-- Begin Excerpted data --
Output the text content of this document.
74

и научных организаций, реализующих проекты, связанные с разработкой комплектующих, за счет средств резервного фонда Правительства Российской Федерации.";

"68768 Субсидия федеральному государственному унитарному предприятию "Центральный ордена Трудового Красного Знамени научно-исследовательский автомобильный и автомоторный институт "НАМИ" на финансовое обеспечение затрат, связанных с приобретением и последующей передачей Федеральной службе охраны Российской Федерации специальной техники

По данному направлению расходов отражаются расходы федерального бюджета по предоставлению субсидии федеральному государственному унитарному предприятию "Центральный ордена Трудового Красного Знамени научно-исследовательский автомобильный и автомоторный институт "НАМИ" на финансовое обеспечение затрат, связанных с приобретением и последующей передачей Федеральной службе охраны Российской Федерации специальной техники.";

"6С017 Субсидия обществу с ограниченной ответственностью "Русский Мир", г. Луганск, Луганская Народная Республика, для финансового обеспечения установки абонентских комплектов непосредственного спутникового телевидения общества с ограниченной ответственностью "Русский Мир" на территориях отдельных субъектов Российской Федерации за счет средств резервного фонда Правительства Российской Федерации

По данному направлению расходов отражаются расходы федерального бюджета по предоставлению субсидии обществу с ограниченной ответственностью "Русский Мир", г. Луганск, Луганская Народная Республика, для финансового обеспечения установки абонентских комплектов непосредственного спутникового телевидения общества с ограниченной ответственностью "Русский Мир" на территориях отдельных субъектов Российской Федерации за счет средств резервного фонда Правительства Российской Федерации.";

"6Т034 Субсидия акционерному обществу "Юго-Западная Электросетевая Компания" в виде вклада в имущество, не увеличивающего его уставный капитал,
-- End Excerpted data --
The whole listing above needs to be written out again exactly.

Exercise response:
Output the text content of this document.
74

и научных организаций, реализующих проекты, связанные с разработкой комплектующих, за счет средств резервного фонда Правительства Российской Федерации.";

"68768 Субсидия федеральному государственному унитарному предприятию "Центральный ордена Трудового Красного Знамени научно-исследовательский автомобильный и автомоторный институт "НАМИ" на финансовое обеспечение затрат, связанных с приобретением и последующей передачей Федеральной службе охраны Российской Федерации специальной техники

По данному направлению расходов отражаются расходы федерального бюджета по предоставлению субсидии федеральному государственному унитарному предприятию "Центральный ордена Трудового Красного Знамени научно-исследовательский автомобильный и автомоторный институт "НАМИ" на финансовое обеспечение затрат, связанных с приобретением и последующей передачей Федеральной службе охраны Российской Федерации специальной техники.";

"6С017 Субсидия обществу с ограниченной ответственностью "Русский Мир", г. Луганск, Луганская Народная Республика, для финансового обеспечения установки абонентских комплектов непосредственного спутникового телевидения общества с ограниченной ответственностью "Русский Мир" на территориях отдельных субъектов Российской Федерации за счет средств резервного фонда Правительства Российской Федерации

По данному направлению расходов отражаются расходы федерального бюджета по предоставлению субсидии обществу с ограниченной ответственностью "Русский Мир", г. Луганск, Луганская Народная Республика, для финансового обеспечения установки абонентских комплектов непосредственного спутникового телевидения общества с ограниченной ответственностью "Русский Мир" на территориях отдельных субъектов Российской Федерации за счет средств резервного фонда Правительства Российской Федерации.";

"6Т034 Субсидия акционерному обществу "Юго-Западная Электросетевая Компания" в виде вклада в имущество, не увеличивающего его уставный капитал,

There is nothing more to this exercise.